** BEGIN DATA LISTING **

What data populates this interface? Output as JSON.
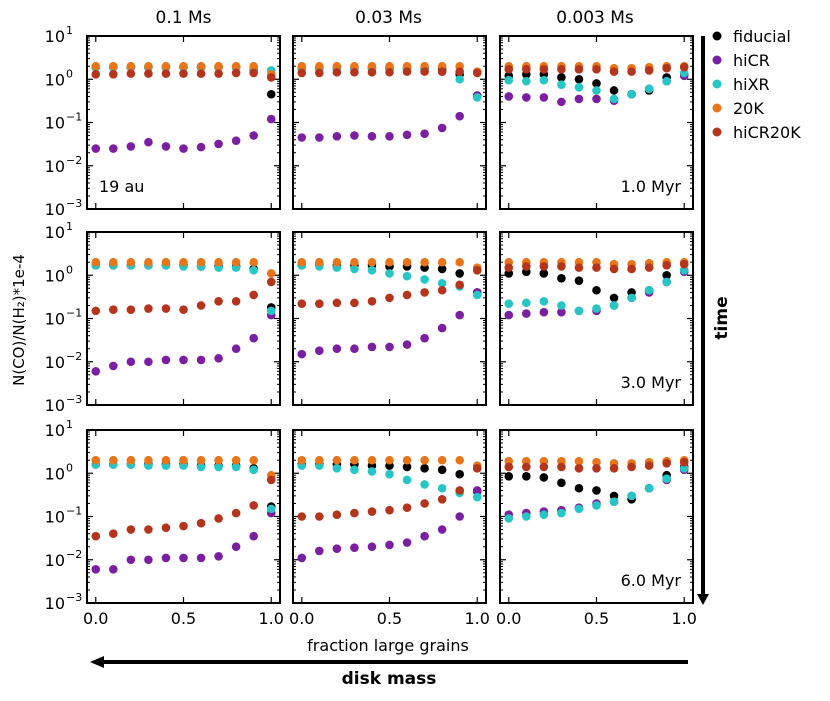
{
  "chart_data": {
    "type": "scatter",
    "grid_rows": 3,
    "grid_cols": 3,
    "yscale": "log",
    "ylim": [
      0.001,
      10
    ],
    "xlim": [
      -0.05,
      1.05
    ],
    "x": [
      0.0,
      0.1,
      0.2,
      0.3,
      0.4,
      0.5,
      0.6,
      0.7,
      0.8,
      0.9,
      1.0
    ],
    "x_ticks": [
      0.0,
      0.5,
      1.0
    ],
    "x_tick_labels": [
      "0.0",
      "0.5",
      "1.0"
    ],
    "y_ticks": [
      0.001,
      0.01,
      0.1,
      1,
      10
    ],
    "y_tick_bases": [
      "10",
      "10",
      "10",
      "10",
      "10"
    ],
    "y_tick_exps": [
      "−3",
      "−2",
      "−1",
      "0",
      "1"
    ],
    "column_titles": [
      "0.1 Ms",
      "0.03 Ms",
      "0.003 Ms"
    ],
    "ylabel": "N(CO)/N(H₂)*1e-4",
    "xlabel": "fraction large grains",
    "arrow_right_label": "time",
    "arrow_bottom_label": "disk mass",
    "legend_position": "right",
    "series_info": [
      {
        "name": "fiducial",
        "color": "#000000"
      },
      {
        "name": "hiCR",
        "color": "#7b1fa2"
      },
      {
        "name": "hiXR",
        "color": "#26c6c6"
      },
      {
        "name": "20K",
        "color": "#e8751a"
      },
      {
        "name": "hiCR20K",
        "color": "#b5341c"
      }
    ],
    "panels": [
      {
        "row": 0,
        "col": 0,
        "annotation": "19 au",
        "annotation_pos": "bottom-left",
        "series": [
          {
            "name": "fiducial",
            "values": [
              1.9,
              1.9,
              1.9,
              1.9,
              1.9,
              1.9,
              1.9,
              1.9,
              1.9,
              1.7,
              0.45
            ]
          },
          {
            "name": "hiCR",
            "values": [
              0.025,
              0.025,
              0.028,
              0.035,
              0.028,
              0.025,
              0.027,
              0.032,
              0.038,
              0.05,
              0.12
            ]
          },
          {
            "name": "hiXR",
            "values": [
              1.9,
              1.9,
              1.9,
              1.9,
              1.9,
              1.9,
              1.9,
              1.9,
              1.9,
              1.8,
              1.6
            ]
          },
          {
            "name": "20K",
            "values": [
              2.0,
              2.0,
              2.0,
              2.0,
              2.0,
              2.0,
              2.0,
              2.0,
              2.0,
              2.0,
              1.3
            ]
          },
          {
            "name": "hiCR20K",
            "values": [
              1.3,
              1.3,
              1.35,
              1.35,
              1.35,
              1.35,
              1.35,
              1.35,
              1.4,
              1.4,
              1.1
            ]
          }
        ]
      },
      {
        "row": 0,
        "col": 1,
        "annotation": "",
        "annotation_pos": "bottom-right",
        "series": [
          {
            "name": "fiducial",
            "values": [
              1.8,
              1.8,
              1.8,
              1.8,
              1.8,
              1.8,
              1.8,
              1.8,
              1.7,
              1.3,
              0.42
            ]
          },
          {
            "name": "hiCR",
            "values": [
              0.045,
              0.045,
              0.048,
              0.05,
              0.048,
              0.048,
              0.052,
              0.055,
              0.075,
              0.14,
              0.42
            ]
          },
          {
            "name": "hiXR",
            "values": [
              1.8,
              1.8,
              1.8,
              1.8,
              1.8,
              1.7,
              1.7,
              1.7,
              1.5,
              1.0,
              0.38
            ]
          },
          {
            "name": "20K",
            "values": [
              2.0,
              2.0,
              2.0,
              2.0,
              2.0,
              2.0,
              2.0,
              2.0,
              2.0,
              2.0,
              1.5
            ]
          },
          {
            "name": "hiCR20K",
            "values": [
              1.4,
              1.4,
              1.45,
              1.45,
              1.45,
              1.45,
              1.5,
              1.5,
              1.5,
              1.5,
              1.4
            ]
          }
        ]
      },
      {
        "row": 0,
        "col": 2,
        "annotation": "1.0 Myr",
        "annotation_pos": "bottom-right",
        "series": [
          {
            "name": "fiducial",
            "values": [
              1.2,
              1.3,
              1.3,
              1.1,
              1.0,
              0.8,
              0.55,
              0.45,
              0.55,
              1.1,
              1.3
            ]
          },
          {
            "name": "hiCR",
            "values": [
              0.4,
              0.38,
              0.38,
              0.3,
              0.35,
              0.35,
              0.32,
              0.45,
              0.6,
              0.9,
              1.2
            ]
          },
          {
            "name": "hiXR",
            "values": [
              0.95,
              0.9,
              0.95,
              0.75,
              0.65,
              0.55,
              0.35,
              0.45,
              0.6,
              0.9,
              1.4
            ]
          },
          {
            "name": "20K",
            "values": [
              2.0,
              2.0,
              2.0,
              2.0,
              2.0,
              2.0,
              1.8,
              1.8,
              1.9,
              2.0,
              2.0
            ]
          },
          {
            "name": "hiCR20K",
            "values": [
              1.7,
              1.7,
              1.7,
              1.7,
              1.7,
              1.7,
              1.5,
              1.5,
              1.6,
              1.8,
              1.9
            ]
          }
        ]
      },
      {
        "row": 1,
        "col": 0,
        "annotation": "",
        "annotation_pos": "bottom-left",
        "series": [
          {
            "name": "fiducial",
            "values": [
              1.7,
              1.7,
              1.7,
              1.7,
              1.7,
              1.7,
              1.6,
              1.6,
              1.6,
              1.4,
              0.18
            ]
          },
          {
            "name": "hiCR",
            "values": [
              0.006,
              0.008,
              0.01,
              0.01,
              0.011,
              0.011,
              0.011,
              0.012,
              0.02,
              0.035,
              0.12
            ]
          },
          {
            "name": "hiXR",
            "values": [
              1.7,
              1.7,
              1.7,
              1.7,
              1.7,
              1.6,
              1.6,
              1.5,
              1.5,
              1.3,
              0.15
            ]
          },
          {
            "name": "20K",
            "values": [
              2.0,
              2.0,
              2.0,
              2.0,
              2.0,
              2.0,
              2.0,
              2.0,
              2.0,
              2.0,
              1.1
            ]
          },
          {
            "name": "hiCR20K",
            "values": [
              0.15,
              0.16,
              0.16,
              0.17,
              0.17,
              0.16,
              0.2,
              0.25,
              0.25,
              0.35,
              0.7
            ]
          }
        ]
      },
      {
        "row": 1,
        "col": 1,
        "annotation": "",
        "annotation_pos": "bottom-right",
        "series": [
          {
            "name": "fiducial",
            "values": [
              1.7,
              1.7,
              1.7,
              1.7,
              1.7,
              1.6,
              1.6,
              1.5,
              1.4,
              1.1,
              0.4
            ]
          },
          {
            "name": "hiCR",
            "values": [
              0.015,
              0.018,
              0.02,
              0.02,
              0.022,
              0.022,
              0.025,
              0.035,
              0.06,
              0.12,
              0.4
            ]
          },
          {
            "name": "hiXR",
            "values": [
              1.7,
              1.6,
              1.5,
              1.4,
              1.3,
              1.1,
              0.95,
              0.8,
              0.65,
              0.55,
              0.35
            ]
          },
          {
            "name": "20K",
            "values": [
              2.0,
              2.0,
              2.0,
              2.0,
              2.0,
              2.0,
              2.0,
              2.0,
              2.0,
              2.0,
              1.5
            ]
          },
          {
            "name": "hiCR20K",
            "values": [
              0.22,
              0.22,
              0.23,
              0.23,
              0.25,
              0.3,
              0.35,
              0.4,
              0.45,
              0.6,
              1.3
            ]
          }
        ]
      },
      {
        "row": 1,
        "col": 2,
        "annotation": "3.0 Myr",
        "annotation_pos": "bottom-right",
        "series": [
          {
            "name": "fiducial",
            "values": [
              1.1,
              1.2,
              1.1,
              0.85,
              0.75,
              0.45,
              0.3,
              0.4,
              0.45,
              1.0,
              1.3
            ]
          },
          {
            "name": "hiCR",
            "values": [
              0.12,
              0.13,
              0.14,
              0.14,
              0.15,
              0.15,
              0.2,
              0.3,
              0.4,
              0.7,
              1.2
            ]
          },
          {
            "name": "hiXR",
            "values": [
              0.22,
              0.23,
              0.25,
              0.2,
              0.15,
              0.17,
              0.2,
              0.3,
              0.45,
              0.7,
              1.3
            ]
          },
          {
            "name": "20K",
            "values": [
              2.0,
              2.0,
              2.0,
              2.0,
              2.0,
              2.0,
              1.8,
              1.8,
              1.9,
              2.0,
              2.0
            ]
          },
          {
            "name": "hiCR20K",
            "values": [
              1.5,
              1.6,
              1.6,
              1.6,
              1.5,
              1.5,
              1.4,
              1.4,
              1.5,
              1.7,
              1.8
            ]
          }
        ]
      },
      {
        "row": 2,
        "col": 0,
        "annotation": "",
        "annotation_pos": "bottom-left",
        "series": [
          {
            "name": "fiducial",
            "values": [
              1.6,
              1.6,
              1.6,
              1.6,
              1.6,
              1.6,
              1.5,
              1.5,
              1.5,
              1.3,
              0.17
            ]
          },
          {
            "name": "hiCR",
            "values": [
              0.006,
              0.006,
              0.01,
              0.01,
              0.011,
              0.011,
              0.011,
              0.012,
              0.02,
              0.035,
              0.12
            ]
          },
          {
            "name": "hiXR",
            "values": [
              1.6,
              1.6,
              1.6,
              1.5,
              1.5,
              1.5,
              1.4,
              1.4,
              1.4,
              1.2,
              0.15
            ]
          },
          {
            "name": "20K",
            "values": [
              2.0,
              2.0,
              2.0,
              2.0,
              2.0,
              2.0,
              2.0,
              2.0,
              2.0,
              2.0,
              0.9
            ]
          },
          {
            "name": "hiCR20K",
            "values": [
              0.035,
              0.04,
              0.05,
              0.05,
              0.055,
              0.06,
              0.07,
              0.09,
              0.12,
              0.18,
              0.7
            ]
          }
        ]
      },
      {
        "row": 2,
        "col": 1,
        "annotation": "",
        "annotation_pos": "bottom-right",
        "series": [
          {
            "name": "fiducial",
            "values": [
              1.6,
              1.6,
              1.6,
              1.6,
              1.5,
              1.5,
              1.4,
              1.3,
              1.2,
              0.95,
              0.38
            ]
          },
          {
            "name": "hiCR",
            "values": [
              0.011,
              0.016,
              0.018,
              0.019,
              0.02,
              0.022,
              0.025,
              0.035,
              0.05,
              0.1,
              0.4
            ]
          },
          {
            "name": "hiXR",
            "values": [
              1.5,
              1.5,
              1.3,
              1.2,
              1.1,
              0.95,
              0.7,
              0.55,
              0.45,
              0.35,
              0.28
            ]
          },
          {
            "name": "20K",
            "values": [
              2.0,
              2.0,
              2.0,
              2.0,
              2.0,
              2.0,
              2.0,
              2.0,
              2.0,
              2.0,
              1.5
            ]
          },
          {
            "name": "hiCR20K",
            "values": [
              0.1,
              0.1,
              0.11,
              0.12,
              0.13,
              0.14,
              0.16,
              0.2,
              0.25,
              0.4,
              1.3
            ]
          }
        ]
      },
      {
        "row": 2,
        "col": 2,
        "annotation": "6.0 Myr",
        "annotation_pos": "bottom-right",
        "series": [
          {
            "name": "fiducial",
            "values": [
              0.85,
              0.85,
              0.8,
              0.6,
              0.45,
              0.4,
              0.3,
              0.25,
              0.45,
              0.9,
              1.4
            ]
          },
          {
            "name": "hiCR",
            "values": [
              0.11,
              0.12,
              0.13,
              0.14,
              0.16,
              0.2,
              0.22,
              0.3,
              0.45,
              0.7,
              1.2
            ]
          },
          {
            "name": "hiXR",
            "values": [
              0.09,
              0.1,
              0.11,
              0.12,
              0.15,
              0.18,
              0.22,
              0.3,
              0.45,
              0.75,
              1.3
            ]
          },
          {
            "name": "20K",
            "values": [
              1.9,
              1.9,
              1.9,
              1.9,
              1.9,
              1.8,
              1.7,
              1.7,
              1.8,
              1.9,
              2.0
            ]
          },
          {
            "name": "hiCR20K",
            "values": [
              1.4,
              1.4,
              1.4,
              1.4,
              1.3,
              1.3,
              1.3,
              1.4,
              1.5,
              1.7,
              1.8
            ]
          }
        ]
      }
    ]
  }
}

** END DATA LISTING **

→ PROMPT: Collect each line containing the string "color".

→ TASK ANSWER:
        "color": "#000000"
        "color": "#7b1fa2"
        "color": "#26c6c6"
        "color": "#e8751a"
        "color": "#b5341c"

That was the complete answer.